EXTRACTED MATERIAL:
☆ ☆ ☆ ☆ ☆ ☆ ☆

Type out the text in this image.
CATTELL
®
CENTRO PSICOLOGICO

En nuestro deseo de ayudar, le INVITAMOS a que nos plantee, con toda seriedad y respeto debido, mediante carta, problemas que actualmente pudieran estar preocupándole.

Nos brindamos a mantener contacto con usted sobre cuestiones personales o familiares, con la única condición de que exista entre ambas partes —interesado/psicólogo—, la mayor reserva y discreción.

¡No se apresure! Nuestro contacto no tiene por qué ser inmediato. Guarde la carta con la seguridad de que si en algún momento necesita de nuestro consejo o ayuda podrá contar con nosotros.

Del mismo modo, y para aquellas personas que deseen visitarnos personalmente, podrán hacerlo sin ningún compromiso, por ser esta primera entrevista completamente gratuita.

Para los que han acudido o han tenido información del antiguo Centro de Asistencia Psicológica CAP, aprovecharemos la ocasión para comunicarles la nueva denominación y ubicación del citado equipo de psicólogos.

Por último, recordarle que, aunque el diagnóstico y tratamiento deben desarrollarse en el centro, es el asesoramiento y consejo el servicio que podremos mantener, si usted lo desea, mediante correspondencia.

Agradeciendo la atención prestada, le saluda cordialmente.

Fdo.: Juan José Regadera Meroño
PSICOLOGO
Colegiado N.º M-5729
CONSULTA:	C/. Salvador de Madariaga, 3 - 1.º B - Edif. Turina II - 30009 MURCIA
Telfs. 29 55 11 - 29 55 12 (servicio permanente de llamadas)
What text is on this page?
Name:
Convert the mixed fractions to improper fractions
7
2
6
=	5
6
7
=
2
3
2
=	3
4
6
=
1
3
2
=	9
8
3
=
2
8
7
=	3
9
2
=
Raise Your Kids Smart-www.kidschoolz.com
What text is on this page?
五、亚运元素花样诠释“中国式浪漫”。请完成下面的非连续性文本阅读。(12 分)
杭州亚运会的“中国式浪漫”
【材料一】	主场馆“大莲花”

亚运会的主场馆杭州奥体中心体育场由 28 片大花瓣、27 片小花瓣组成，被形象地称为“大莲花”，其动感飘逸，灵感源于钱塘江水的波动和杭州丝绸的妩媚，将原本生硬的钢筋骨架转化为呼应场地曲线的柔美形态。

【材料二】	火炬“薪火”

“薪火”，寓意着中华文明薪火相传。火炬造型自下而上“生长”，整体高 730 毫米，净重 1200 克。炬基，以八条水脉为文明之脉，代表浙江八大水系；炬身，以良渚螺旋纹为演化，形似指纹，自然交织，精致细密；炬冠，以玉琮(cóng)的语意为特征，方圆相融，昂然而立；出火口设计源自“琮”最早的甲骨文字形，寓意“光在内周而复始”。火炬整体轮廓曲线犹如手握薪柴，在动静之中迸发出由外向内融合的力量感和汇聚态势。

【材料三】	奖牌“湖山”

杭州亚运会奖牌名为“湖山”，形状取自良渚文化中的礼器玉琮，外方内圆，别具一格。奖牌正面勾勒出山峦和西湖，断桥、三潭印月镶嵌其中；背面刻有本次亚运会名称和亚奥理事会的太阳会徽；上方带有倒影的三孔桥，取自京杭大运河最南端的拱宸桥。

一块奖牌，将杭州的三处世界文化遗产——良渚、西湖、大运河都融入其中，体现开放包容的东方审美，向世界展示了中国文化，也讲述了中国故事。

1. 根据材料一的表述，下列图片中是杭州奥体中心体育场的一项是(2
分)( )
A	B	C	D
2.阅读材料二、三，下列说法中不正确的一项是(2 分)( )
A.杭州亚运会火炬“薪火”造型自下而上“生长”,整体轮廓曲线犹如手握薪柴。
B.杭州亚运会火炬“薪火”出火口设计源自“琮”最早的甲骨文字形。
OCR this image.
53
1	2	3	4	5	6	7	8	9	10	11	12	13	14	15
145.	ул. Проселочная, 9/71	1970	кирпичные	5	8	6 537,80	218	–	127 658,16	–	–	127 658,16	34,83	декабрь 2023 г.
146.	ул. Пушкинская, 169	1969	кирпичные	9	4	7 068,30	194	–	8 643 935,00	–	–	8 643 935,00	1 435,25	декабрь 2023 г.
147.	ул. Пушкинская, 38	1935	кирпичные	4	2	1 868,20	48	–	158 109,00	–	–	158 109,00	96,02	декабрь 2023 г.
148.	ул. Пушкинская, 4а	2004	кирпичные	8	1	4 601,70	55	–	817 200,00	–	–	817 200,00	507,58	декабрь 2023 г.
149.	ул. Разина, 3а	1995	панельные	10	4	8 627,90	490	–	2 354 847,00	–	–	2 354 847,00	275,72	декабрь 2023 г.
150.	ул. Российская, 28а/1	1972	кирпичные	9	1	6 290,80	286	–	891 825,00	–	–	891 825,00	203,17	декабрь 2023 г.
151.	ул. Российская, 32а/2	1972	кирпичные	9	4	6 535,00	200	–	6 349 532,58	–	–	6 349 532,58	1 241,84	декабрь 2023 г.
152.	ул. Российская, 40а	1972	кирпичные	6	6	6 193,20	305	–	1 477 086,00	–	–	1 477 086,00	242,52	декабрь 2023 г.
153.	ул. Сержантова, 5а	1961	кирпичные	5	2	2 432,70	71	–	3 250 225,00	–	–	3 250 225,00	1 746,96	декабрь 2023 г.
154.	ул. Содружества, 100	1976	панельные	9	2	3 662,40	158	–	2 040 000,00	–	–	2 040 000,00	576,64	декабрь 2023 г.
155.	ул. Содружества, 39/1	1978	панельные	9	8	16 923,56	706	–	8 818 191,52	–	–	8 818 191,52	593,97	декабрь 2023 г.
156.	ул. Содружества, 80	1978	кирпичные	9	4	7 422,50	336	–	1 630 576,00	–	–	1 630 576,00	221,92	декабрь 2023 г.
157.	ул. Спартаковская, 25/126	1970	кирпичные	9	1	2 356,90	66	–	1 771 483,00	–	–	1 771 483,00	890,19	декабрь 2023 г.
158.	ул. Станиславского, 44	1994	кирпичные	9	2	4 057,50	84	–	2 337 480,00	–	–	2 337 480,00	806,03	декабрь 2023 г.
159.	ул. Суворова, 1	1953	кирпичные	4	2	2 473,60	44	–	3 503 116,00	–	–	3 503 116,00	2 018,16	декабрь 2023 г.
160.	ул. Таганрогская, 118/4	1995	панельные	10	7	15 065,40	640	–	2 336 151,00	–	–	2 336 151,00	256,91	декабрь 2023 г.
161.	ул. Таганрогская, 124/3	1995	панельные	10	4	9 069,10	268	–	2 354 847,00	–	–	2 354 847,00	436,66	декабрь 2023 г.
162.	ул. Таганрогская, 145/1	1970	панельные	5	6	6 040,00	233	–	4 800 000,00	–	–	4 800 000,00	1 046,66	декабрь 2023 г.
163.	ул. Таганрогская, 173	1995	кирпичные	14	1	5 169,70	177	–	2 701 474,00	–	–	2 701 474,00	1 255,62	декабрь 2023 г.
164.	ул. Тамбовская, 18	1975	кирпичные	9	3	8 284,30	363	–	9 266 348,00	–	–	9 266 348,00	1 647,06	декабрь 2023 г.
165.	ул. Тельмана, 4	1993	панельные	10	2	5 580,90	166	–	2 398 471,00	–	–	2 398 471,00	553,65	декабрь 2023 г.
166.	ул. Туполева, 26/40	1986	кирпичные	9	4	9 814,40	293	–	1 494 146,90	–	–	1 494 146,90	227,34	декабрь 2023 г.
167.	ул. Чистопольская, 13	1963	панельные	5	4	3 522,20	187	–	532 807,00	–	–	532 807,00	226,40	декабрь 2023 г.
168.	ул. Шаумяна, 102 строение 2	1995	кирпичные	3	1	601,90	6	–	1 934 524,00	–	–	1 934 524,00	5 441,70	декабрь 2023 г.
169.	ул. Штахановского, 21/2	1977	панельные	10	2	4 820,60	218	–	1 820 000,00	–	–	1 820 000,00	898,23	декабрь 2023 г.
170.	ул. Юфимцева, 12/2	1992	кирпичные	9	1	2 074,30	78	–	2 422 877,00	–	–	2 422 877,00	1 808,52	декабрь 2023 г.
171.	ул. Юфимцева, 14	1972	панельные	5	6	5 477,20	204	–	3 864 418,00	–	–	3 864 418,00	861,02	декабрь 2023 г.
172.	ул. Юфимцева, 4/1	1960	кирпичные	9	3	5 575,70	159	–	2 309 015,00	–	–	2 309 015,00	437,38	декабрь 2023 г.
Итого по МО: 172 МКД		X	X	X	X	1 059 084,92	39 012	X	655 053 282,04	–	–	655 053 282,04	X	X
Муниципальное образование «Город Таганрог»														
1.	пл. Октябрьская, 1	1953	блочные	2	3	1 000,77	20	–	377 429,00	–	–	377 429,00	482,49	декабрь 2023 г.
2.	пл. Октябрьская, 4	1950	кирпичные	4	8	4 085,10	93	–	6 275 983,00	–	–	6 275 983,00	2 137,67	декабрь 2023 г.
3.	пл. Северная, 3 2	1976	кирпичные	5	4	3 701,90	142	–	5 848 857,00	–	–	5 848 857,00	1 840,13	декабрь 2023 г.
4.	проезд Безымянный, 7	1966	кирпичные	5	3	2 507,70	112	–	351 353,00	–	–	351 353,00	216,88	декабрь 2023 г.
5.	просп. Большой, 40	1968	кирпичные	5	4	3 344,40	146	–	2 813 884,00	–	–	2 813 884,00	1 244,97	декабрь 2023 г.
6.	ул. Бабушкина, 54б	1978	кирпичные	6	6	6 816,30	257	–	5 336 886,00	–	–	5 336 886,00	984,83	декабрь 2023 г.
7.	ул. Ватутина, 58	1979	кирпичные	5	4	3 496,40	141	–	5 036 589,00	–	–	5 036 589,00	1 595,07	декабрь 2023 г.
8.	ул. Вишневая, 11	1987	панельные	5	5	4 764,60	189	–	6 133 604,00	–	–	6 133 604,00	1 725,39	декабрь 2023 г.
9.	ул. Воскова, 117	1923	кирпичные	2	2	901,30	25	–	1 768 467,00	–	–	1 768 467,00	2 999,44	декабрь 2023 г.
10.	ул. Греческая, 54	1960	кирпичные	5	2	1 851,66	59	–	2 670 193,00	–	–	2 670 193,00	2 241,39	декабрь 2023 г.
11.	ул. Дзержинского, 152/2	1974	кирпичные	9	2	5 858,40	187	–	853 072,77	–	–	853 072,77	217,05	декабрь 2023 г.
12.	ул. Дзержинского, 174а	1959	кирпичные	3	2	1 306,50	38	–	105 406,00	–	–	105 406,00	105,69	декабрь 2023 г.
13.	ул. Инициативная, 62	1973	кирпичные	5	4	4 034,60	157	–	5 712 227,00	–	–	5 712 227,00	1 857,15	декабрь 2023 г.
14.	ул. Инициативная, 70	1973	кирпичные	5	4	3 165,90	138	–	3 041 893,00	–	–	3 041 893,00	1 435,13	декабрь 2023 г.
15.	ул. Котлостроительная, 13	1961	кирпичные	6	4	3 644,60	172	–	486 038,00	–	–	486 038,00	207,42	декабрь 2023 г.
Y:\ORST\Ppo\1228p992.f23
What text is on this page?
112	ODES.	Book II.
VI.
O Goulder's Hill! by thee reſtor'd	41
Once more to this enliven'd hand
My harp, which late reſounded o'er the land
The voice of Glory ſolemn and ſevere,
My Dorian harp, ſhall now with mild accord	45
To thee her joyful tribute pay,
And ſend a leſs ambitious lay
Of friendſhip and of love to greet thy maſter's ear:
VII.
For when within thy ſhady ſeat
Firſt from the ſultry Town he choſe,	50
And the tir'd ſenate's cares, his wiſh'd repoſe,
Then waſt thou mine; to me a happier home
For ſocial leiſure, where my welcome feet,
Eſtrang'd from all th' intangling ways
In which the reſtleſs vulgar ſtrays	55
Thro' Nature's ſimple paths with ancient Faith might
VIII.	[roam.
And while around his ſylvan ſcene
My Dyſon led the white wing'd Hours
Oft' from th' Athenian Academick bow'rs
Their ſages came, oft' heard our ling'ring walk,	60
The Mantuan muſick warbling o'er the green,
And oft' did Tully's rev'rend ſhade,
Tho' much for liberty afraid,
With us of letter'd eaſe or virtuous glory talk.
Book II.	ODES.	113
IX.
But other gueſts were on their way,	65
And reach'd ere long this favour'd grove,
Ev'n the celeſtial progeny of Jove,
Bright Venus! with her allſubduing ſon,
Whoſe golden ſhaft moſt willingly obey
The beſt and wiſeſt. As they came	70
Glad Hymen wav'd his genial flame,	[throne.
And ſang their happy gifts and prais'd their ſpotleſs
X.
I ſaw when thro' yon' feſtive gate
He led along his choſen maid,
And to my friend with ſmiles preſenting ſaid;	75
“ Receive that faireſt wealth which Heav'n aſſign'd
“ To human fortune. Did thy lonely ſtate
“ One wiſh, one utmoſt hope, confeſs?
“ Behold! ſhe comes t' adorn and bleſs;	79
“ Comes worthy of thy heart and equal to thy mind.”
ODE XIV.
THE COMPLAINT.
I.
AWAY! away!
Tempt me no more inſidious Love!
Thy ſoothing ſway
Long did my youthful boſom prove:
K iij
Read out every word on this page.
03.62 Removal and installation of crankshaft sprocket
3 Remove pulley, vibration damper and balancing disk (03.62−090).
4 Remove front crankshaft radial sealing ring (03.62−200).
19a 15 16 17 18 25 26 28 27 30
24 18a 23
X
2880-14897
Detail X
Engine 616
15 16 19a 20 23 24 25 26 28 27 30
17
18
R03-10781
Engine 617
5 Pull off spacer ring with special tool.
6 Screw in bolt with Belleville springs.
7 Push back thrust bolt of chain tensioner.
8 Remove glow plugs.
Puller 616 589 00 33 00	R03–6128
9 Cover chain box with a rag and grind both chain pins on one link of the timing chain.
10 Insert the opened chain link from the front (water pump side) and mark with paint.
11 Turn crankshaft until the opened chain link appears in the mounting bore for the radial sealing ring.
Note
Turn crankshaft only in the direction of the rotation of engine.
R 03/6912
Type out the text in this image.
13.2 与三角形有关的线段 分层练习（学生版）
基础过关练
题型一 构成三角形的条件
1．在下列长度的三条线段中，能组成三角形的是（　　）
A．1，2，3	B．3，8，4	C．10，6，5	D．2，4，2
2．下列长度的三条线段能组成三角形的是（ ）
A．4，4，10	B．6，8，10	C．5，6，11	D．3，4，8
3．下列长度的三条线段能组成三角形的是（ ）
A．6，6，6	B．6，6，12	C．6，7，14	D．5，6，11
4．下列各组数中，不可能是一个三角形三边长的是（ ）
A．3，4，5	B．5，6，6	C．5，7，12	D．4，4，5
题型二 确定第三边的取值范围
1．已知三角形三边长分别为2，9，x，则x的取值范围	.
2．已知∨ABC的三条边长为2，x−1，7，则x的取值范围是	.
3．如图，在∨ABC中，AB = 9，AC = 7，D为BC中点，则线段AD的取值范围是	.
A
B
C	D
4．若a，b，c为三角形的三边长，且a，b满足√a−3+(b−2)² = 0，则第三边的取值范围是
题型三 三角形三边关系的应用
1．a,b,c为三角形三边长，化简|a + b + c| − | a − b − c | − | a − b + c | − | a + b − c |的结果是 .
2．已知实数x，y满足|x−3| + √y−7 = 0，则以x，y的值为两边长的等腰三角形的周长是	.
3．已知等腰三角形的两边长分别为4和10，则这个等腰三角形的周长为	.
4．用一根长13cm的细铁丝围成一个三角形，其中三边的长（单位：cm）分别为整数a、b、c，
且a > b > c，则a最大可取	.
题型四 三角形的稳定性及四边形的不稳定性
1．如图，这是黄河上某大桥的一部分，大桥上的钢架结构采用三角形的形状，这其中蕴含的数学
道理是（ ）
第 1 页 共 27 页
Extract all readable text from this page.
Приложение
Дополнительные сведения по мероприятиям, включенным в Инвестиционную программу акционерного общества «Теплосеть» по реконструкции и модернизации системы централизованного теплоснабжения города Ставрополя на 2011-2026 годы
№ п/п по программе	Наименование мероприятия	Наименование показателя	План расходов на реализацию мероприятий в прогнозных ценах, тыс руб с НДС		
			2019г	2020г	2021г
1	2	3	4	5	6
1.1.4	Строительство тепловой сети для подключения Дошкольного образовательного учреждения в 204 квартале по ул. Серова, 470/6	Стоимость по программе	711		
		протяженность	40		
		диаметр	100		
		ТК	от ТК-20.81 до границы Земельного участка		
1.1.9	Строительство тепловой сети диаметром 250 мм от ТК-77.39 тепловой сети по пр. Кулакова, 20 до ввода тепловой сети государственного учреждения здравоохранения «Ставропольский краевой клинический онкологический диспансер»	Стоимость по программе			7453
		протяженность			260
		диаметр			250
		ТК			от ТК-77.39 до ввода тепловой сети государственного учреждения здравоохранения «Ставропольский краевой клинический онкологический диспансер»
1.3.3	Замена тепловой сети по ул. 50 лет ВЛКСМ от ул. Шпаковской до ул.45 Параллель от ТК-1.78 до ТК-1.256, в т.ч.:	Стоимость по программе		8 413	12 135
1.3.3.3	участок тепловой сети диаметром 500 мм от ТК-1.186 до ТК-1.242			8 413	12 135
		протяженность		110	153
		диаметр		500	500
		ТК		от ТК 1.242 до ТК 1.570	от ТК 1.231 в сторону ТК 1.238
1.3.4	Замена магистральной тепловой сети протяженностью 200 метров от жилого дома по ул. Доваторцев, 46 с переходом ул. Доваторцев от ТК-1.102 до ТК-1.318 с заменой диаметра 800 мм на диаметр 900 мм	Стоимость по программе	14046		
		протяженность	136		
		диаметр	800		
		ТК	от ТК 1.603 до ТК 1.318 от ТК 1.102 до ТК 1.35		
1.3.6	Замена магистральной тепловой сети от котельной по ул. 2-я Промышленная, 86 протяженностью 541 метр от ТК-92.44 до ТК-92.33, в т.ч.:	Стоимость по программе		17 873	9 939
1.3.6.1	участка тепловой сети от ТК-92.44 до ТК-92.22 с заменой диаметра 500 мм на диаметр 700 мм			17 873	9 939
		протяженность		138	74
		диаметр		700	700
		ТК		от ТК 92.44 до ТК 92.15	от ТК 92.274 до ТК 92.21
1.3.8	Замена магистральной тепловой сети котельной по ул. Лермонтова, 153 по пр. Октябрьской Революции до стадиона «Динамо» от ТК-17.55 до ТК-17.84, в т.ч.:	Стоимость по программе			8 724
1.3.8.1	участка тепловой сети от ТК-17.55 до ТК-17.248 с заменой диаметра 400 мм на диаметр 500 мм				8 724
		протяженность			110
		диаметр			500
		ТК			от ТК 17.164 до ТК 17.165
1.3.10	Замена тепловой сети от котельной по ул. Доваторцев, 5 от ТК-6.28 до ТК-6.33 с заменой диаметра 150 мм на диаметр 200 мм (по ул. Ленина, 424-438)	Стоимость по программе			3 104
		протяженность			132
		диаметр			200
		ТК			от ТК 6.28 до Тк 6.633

☆ ☆ ☆ ☆ ☆ ☆ ☆

EXERCISE TASK: Locate the word "участка" in the data above. Copy every line carrying it.

RESPONSE TO THIS TASK:
		ТК	от ТК-20.81 до границы Земельного участка		
1.3.6.1	участка тепловой сети от ТК-92.44 до ТК-92.22 с заменой диаметра 500 мм на диаметр 700 мм			17 873	9 939
1.3.8.1	участка тепловой сети от ТК-17.55 до ТК-17.248 с заменой диаметра 400 мм на диаметр 500 мм				8 724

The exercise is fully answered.